Revise the records from the first line through the line containing "The slideway 14 is at (508, 154).", changing "slidably movable table" to "sliding table" and leaving everything else as it is.
* begin Records to use *
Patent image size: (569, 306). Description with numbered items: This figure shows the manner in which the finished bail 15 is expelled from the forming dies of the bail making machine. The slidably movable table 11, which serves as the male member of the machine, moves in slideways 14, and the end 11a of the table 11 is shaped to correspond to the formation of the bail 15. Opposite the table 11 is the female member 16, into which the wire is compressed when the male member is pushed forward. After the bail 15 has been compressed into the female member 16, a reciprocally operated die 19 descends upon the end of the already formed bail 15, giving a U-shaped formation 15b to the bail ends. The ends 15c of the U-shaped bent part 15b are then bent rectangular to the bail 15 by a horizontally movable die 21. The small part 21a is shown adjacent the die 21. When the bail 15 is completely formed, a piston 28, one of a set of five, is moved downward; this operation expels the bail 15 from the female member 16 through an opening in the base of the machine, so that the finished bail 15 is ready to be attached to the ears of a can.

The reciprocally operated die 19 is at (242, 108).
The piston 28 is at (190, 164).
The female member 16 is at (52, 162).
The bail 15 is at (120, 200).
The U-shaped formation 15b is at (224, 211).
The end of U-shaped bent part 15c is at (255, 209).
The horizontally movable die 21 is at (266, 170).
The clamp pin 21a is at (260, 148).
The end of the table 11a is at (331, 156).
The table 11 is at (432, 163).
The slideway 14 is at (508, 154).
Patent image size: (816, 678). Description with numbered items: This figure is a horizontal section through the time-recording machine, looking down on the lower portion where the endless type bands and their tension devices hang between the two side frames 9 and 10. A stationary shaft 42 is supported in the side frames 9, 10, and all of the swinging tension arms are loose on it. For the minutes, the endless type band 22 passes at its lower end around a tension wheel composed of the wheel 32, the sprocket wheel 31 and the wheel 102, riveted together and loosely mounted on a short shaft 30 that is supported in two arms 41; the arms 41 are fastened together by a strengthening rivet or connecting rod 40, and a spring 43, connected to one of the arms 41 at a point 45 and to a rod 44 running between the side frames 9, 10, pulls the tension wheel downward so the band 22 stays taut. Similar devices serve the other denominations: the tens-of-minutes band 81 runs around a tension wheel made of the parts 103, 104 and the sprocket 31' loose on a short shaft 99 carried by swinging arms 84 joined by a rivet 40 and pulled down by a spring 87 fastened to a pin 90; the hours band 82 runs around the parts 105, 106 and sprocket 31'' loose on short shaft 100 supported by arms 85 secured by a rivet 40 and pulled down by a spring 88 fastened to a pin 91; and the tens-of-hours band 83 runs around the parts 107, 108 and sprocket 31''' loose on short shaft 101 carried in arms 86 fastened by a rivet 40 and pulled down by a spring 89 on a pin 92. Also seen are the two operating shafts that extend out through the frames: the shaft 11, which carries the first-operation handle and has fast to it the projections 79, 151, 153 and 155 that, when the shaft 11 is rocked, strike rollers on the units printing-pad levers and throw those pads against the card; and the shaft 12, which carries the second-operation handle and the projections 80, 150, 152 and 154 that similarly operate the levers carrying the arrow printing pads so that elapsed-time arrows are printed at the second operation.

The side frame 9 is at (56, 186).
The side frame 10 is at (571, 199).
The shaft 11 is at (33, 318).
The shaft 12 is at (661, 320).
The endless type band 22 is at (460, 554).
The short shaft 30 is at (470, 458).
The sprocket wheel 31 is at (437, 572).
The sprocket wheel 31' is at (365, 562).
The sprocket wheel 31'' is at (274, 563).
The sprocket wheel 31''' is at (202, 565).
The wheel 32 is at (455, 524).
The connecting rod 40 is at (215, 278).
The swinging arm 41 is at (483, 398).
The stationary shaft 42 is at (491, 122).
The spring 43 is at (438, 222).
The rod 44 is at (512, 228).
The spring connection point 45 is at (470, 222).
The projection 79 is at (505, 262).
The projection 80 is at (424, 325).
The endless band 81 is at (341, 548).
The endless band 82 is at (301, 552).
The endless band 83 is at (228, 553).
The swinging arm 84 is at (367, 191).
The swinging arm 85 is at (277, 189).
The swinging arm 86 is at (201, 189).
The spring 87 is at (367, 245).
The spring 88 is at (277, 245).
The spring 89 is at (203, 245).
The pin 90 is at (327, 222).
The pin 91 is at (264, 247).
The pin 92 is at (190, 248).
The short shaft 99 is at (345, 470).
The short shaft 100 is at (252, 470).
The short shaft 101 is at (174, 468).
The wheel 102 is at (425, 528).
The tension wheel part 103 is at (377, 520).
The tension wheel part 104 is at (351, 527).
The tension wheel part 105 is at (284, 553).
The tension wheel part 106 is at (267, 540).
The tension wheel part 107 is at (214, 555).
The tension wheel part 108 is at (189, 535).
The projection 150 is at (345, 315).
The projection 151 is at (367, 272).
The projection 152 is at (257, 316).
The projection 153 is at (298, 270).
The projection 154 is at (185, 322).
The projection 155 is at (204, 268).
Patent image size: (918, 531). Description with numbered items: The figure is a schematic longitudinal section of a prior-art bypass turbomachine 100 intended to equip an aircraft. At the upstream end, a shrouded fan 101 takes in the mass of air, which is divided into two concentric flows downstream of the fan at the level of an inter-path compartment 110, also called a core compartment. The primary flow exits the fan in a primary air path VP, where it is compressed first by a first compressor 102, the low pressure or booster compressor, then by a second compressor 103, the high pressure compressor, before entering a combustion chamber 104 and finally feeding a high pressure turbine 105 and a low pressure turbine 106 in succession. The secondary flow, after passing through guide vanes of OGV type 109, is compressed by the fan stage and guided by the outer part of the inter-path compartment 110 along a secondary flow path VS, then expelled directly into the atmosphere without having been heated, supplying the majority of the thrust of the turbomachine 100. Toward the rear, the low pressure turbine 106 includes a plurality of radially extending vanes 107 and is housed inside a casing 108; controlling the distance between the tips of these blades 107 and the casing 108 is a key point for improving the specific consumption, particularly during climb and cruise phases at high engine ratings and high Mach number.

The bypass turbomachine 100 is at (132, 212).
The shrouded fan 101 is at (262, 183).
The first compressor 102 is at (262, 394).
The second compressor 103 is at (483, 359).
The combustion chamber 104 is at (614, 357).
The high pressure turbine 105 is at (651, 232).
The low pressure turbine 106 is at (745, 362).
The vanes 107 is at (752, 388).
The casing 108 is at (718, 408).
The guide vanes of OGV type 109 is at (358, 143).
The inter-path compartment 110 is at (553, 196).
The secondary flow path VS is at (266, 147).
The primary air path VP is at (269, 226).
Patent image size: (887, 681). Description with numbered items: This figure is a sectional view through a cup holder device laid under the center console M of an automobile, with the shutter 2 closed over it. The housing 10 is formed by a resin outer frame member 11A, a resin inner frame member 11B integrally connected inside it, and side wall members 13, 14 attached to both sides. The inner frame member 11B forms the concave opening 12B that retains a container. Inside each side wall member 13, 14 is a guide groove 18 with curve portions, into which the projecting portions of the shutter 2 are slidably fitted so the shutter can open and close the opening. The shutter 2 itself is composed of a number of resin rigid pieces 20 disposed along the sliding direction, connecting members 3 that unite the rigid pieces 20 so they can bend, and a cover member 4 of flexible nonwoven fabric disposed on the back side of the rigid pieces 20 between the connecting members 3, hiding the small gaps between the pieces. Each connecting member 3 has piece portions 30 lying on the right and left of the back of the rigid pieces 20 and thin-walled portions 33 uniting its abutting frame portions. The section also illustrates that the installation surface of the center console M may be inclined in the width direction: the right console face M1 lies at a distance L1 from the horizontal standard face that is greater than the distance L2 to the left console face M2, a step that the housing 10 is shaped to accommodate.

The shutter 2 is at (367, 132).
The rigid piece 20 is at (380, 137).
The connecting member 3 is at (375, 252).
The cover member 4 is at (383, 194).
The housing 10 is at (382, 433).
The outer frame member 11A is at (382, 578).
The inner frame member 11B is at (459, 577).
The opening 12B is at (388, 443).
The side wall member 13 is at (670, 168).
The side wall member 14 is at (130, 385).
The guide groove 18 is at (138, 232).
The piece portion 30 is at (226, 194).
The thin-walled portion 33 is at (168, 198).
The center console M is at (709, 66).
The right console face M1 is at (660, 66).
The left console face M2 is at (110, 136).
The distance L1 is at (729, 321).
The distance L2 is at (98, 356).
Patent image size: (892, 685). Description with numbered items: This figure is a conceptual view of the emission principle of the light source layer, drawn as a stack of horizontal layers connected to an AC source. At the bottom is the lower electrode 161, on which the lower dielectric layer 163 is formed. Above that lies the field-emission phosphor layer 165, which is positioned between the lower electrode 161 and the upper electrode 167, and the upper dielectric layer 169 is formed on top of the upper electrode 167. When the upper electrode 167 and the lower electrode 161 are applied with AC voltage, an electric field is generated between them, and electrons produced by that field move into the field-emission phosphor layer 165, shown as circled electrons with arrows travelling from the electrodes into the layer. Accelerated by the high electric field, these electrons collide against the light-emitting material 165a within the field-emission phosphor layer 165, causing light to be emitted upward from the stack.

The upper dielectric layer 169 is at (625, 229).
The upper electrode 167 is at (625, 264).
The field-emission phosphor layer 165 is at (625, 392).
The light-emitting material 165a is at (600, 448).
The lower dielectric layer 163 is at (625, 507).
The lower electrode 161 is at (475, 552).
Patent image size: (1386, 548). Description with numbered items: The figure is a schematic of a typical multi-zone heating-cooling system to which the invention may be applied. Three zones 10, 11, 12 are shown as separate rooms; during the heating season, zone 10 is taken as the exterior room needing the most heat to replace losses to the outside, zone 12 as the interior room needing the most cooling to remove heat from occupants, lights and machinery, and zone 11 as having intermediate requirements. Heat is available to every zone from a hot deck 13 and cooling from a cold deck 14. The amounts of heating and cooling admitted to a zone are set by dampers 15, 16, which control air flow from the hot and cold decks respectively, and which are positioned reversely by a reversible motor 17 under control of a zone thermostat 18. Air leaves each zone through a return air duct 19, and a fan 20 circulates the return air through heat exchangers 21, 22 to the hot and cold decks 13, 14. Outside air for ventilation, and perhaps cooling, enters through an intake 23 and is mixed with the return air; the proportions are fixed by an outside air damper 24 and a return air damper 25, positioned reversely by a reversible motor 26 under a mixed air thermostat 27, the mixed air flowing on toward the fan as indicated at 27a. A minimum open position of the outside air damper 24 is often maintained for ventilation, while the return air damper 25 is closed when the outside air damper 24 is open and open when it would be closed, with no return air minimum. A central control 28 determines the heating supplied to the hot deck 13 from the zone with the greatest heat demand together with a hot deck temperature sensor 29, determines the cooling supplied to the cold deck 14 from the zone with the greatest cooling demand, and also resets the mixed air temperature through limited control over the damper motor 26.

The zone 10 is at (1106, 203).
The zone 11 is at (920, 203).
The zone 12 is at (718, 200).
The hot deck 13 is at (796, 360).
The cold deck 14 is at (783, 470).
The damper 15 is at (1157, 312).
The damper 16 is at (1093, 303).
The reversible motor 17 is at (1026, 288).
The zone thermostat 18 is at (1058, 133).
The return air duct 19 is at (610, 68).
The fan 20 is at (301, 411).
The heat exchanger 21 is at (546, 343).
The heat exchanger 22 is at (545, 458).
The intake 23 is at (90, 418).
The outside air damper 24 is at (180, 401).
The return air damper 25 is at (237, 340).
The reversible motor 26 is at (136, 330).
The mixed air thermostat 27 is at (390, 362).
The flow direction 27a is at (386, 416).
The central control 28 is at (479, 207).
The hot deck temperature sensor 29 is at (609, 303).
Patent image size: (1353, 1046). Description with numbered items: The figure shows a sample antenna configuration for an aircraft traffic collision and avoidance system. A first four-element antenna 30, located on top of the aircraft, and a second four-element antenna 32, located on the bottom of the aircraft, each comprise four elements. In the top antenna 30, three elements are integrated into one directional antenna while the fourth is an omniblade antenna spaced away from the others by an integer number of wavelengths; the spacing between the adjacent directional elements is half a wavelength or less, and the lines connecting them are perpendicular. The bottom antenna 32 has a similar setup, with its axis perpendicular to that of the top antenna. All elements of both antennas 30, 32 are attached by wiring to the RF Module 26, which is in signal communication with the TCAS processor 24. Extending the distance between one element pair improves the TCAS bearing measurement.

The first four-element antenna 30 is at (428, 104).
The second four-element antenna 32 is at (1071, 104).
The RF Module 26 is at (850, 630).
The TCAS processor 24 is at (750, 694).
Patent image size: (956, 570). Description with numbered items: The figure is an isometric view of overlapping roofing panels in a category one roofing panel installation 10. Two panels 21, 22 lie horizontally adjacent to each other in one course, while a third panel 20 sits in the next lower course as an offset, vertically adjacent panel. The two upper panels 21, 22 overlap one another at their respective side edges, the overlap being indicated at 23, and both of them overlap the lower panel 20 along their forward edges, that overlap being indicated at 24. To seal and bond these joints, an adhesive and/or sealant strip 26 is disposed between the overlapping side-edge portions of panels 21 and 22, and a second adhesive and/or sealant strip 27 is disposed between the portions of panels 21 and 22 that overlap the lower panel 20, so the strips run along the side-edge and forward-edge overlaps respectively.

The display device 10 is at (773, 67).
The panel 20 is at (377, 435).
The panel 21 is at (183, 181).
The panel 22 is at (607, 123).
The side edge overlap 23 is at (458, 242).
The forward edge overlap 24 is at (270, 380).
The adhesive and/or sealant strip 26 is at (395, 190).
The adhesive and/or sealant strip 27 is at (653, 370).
* end Records to use *
--- Answer in full ---
Patent image size: (569, 306). Description with numbered items: This figure shows the manner in which the finished bail 15 is expelled from the forming dies of the bail making machine. The sliding table 11, which serves as the male member of the machine, moves in slideways 14, and the end 11a of the table 11 is shaped to correspond to the formation of the bail 15. Opposite the table 11 is the female member 16, into which the wire is compressed when the male member is pushed forward. After the bail 15 has been compressed into the female member 16, a reciprocally operated die 19 descends upon the end of the already formed bail 15, giving a U-shaped formation 15b to the bail ends. The ends 15c of the U-shaped bent part 15b are then bent rectangular to the bail 15 by a horizontally movable die 21. The small part 21a is shown adjacent the die 21. When the bail 15 is completely formed, a piston 28, one of a set of five, is moved downward; this operation expels the bail 15 from the female member 16 through an opening in the base of the machine, so that the finished bail 15 is ready to be attached to the ears of a can.

The reciprocally operated die 19 is at (242, 108).
The piston 28 is at (190, 164).
The female member 16 is at (52, 162).
The bail 15 is at (120, 200).
The U-shaped formation 15b is at (224, 211).
The end of U-shaped bent part 15c is at (255, 209).
The horizontally movable die 21 is at (266, 170).
The clamp pin 21a is at (260, 148).
The end of the table 11a is at (331, 156).
The table 11 is at (432, 163).
The slideway 14 is at (508, 154).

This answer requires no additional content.